## Start Extracted records

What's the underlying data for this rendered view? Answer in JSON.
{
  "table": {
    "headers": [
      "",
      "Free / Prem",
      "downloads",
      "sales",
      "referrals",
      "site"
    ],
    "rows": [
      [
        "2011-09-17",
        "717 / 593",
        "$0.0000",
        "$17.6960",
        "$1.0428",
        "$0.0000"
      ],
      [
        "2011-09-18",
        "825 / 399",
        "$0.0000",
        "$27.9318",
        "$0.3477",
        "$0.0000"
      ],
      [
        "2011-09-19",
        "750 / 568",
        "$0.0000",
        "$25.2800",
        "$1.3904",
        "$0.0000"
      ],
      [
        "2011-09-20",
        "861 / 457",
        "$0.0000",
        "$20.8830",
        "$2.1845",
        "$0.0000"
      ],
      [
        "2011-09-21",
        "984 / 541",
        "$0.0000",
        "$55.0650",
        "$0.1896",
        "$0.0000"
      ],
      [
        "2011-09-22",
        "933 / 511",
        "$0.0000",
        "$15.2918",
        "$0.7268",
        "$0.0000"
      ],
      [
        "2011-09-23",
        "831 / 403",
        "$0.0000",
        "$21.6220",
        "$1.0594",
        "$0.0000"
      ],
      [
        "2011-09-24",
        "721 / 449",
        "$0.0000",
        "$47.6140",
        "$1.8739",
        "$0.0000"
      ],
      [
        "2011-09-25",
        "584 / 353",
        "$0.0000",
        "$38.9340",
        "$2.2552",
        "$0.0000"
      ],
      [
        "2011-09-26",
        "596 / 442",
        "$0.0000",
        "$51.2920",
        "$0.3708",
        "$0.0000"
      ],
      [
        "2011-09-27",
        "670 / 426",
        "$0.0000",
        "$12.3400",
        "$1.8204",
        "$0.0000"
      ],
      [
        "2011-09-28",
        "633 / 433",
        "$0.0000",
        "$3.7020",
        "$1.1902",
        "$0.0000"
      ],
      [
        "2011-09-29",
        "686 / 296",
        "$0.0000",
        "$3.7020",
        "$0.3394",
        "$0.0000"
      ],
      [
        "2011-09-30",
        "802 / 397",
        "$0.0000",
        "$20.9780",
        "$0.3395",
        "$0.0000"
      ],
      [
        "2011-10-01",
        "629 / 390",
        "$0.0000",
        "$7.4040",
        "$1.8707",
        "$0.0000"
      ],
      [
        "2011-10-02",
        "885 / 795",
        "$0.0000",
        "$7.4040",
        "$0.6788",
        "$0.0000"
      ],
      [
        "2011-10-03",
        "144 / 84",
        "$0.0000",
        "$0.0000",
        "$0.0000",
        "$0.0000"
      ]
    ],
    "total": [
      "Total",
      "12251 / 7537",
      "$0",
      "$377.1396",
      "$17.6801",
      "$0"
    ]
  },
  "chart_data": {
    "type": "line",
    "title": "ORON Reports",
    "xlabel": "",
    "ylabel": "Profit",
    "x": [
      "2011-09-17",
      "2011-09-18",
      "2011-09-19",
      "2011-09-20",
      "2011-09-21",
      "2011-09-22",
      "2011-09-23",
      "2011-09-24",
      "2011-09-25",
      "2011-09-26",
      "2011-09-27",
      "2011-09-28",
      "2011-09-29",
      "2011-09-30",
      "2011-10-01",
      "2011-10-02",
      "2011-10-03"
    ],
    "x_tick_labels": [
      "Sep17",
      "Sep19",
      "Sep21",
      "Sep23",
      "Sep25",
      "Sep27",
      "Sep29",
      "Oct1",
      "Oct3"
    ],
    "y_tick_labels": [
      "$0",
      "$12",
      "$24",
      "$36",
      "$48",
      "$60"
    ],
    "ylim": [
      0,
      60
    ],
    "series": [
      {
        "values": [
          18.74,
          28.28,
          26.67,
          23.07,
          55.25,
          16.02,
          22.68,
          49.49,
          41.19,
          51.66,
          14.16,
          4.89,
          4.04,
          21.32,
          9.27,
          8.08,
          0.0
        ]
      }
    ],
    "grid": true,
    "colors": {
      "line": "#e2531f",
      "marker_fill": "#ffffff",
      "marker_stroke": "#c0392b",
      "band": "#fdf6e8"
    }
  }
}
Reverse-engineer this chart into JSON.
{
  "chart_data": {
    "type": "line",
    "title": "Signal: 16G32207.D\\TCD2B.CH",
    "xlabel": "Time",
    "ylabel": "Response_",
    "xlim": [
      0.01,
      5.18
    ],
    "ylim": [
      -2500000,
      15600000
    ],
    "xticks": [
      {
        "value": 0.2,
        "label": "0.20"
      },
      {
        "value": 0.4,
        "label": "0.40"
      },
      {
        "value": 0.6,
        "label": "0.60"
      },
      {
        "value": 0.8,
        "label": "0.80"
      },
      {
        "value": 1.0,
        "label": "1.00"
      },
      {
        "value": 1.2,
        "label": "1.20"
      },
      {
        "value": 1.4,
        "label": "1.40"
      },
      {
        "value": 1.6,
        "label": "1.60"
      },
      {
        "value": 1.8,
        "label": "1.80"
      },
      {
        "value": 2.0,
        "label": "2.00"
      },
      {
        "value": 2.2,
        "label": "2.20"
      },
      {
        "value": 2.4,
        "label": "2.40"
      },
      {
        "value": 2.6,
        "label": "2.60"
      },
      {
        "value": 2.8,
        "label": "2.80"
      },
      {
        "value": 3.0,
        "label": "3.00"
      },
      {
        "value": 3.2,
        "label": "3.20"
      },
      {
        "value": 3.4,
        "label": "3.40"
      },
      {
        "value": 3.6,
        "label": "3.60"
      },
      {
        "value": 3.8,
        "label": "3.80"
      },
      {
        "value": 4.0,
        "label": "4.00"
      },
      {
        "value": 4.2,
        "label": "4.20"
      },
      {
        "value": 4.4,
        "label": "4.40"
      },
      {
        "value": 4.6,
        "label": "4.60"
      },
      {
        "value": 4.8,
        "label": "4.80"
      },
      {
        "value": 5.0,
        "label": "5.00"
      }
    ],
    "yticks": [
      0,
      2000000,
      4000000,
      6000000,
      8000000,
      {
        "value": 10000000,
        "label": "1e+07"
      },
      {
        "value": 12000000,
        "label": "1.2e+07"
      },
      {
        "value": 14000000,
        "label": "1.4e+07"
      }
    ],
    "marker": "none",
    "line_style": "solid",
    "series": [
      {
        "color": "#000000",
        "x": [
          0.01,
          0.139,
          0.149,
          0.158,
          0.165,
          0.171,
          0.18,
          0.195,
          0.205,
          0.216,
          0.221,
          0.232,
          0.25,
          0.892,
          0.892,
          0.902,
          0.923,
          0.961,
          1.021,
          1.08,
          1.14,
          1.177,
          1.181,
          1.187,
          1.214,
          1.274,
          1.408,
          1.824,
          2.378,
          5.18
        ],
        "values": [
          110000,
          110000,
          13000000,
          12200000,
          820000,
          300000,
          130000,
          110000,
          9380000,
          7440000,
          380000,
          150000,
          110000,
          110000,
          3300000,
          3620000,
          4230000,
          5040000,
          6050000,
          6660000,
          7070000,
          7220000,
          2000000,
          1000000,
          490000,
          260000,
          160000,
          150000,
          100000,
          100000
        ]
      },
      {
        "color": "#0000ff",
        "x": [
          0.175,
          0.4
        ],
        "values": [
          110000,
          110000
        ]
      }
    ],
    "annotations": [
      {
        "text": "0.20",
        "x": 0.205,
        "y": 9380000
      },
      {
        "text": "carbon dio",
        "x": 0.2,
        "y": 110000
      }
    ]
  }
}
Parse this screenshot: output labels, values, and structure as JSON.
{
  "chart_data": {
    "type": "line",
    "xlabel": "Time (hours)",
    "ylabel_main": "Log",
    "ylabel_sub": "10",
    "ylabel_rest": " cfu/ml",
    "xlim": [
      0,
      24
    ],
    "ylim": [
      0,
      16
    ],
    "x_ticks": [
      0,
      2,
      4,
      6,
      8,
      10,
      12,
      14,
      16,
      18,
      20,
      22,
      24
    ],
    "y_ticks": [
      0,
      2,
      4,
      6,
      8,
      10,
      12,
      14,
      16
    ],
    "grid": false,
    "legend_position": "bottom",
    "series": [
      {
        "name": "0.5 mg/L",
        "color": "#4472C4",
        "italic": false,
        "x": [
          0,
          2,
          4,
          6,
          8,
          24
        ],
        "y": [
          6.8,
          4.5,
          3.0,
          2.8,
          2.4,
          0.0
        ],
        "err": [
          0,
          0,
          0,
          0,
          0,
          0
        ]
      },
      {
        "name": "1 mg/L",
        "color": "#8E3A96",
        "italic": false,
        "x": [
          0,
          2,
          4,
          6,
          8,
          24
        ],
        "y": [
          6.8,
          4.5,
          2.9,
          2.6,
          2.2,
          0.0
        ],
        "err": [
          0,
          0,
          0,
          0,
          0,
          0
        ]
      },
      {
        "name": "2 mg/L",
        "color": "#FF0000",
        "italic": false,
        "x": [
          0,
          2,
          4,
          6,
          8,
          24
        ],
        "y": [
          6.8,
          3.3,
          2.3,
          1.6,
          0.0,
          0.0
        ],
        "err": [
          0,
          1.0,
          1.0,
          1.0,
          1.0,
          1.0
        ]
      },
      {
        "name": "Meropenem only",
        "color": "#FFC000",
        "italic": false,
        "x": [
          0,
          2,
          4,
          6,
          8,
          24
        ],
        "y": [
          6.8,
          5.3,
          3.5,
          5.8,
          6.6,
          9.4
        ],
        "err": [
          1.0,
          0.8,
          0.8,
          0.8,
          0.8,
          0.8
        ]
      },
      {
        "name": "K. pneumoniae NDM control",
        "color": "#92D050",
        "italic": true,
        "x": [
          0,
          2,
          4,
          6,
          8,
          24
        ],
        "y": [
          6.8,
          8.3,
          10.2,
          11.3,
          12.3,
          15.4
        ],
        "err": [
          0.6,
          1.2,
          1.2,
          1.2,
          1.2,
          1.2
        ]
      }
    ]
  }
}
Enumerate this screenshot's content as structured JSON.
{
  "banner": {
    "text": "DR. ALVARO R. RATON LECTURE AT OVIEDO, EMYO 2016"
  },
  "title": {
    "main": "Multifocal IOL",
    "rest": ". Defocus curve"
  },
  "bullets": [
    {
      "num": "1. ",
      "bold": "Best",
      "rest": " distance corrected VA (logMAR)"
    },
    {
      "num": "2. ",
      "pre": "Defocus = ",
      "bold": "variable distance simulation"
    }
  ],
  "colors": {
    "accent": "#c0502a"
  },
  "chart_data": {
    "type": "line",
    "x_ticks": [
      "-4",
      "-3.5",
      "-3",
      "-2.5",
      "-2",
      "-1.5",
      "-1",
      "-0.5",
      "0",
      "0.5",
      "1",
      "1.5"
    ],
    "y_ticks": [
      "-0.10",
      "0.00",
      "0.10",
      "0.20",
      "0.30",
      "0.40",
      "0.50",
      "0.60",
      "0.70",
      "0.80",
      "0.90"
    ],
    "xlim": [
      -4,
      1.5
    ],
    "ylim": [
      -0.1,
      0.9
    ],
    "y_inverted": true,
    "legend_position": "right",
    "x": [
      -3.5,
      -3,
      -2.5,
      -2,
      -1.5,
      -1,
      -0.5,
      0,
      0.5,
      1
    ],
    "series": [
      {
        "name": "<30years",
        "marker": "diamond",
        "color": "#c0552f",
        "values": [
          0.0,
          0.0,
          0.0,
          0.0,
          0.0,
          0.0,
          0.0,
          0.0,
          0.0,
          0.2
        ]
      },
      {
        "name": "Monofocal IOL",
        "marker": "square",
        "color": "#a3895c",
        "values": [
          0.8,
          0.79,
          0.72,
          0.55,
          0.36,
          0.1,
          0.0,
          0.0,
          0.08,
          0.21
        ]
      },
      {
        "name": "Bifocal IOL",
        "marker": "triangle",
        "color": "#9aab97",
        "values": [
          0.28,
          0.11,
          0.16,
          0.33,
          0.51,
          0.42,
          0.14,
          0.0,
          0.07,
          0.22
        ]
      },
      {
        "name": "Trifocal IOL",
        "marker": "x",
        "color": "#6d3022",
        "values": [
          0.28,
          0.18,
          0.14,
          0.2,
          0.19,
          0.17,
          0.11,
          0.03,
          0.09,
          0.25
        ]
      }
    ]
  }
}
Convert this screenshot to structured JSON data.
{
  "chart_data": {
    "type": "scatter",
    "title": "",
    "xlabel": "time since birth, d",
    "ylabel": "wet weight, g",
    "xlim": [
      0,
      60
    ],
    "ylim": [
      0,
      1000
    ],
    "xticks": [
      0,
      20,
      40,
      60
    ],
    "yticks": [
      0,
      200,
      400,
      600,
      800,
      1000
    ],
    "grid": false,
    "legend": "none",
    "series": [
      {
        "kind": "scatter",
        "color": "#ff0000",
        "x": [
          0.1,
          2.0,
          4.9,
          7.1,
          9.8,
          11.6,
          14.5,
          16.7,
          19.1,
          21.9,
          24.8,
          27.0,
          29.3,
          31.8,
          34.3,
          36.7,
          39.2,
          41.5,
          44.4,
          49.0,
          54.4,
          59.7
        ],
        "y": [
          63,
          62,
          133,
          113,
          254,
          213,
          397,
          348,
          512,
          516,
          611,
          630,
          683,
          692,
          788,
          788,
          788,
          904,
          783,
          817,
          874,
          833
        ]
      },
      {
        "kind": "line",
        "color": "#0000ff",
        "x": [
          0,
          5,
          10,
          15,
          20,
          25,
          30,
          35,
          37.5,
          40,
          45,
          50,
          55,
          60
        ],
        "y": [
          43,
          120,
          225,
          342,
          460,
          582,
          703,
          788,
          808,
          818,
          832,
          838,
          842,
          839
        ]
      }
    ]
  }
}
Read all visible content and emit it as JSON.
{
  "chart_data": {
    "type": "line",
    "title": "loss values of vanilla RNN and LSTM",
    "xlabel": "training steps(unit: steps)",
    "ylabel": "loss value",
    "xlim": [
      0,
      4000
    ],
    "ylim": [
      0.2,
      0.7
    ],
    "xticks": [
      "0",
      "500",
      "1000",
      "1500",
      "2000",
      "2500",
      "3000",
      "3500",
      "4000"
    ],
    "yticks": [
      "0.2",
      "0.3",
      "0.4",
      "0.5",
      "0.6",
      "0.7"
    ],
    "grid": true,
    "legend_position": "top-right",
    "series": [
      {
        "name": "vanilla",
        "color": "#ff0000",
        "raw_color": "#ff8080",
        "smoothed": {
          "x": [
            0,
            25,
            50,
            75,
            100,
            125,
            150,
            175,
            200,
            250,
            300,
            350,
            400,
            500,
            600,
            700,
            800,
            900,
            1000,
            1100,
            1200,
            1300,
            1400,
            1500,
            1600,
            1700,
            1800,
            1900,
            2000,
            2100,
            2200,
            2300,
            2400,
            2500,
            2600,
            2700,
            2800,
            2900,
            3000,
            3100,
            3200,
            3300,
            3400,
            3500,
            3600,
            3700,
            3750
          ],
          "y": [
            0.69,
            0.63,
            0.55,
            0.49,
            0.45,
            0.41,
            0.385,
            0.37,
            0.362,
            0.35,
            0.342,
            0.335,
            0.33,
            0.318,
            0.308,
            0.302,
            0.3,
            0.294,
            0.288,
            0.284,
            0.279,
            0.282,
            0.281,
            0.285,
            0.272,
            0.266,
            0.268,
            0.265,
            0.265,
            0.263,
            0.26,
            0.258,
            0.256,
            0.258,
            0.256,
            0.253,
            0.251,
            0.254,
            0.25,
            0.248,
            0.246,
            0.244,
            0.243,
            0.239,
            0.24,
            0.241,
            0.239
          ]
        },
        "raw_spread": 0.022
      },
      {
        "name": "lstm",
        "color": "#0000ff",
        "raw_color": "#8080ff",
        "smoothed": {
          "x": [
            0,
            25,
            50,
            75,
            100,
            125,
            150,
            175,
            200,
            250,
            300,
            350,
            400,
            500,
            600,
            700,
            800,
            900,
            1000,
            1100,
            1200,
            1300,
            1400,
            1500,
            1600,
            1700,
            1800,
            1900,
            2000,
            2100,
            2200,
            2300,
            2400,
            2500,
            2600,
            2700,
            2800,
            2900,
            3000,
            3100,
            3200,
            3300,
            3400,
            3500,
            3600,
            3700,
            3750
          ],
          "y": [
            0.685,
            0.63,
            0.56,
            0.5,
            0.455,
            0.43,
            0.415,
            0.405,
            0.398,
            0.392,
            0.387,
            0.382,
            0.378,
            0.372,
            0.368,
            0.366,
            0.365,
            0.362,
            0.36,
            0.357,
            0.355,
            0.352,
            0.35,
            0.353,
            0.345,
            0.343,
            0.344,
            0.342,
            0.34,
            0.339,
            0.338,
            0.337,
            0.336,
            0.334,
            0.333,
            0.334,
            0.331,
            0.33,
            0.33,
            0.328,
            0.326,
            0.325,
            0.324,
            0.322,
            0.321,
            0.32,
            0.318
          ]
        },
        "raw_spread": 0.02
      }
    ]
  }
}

## End Extracted records

Task details: Which lines of the data include "this"? Copy each of them.

Output:
What's the underlying data for this rendered view? Answer in JSON.
Reverse-engineer this chart into JSON.
Parse this screenshot: output labels, values, and structure as JSON.
Enumerate this screenshot's content as structured JSON.
Convert this screenshot to structured JSON data.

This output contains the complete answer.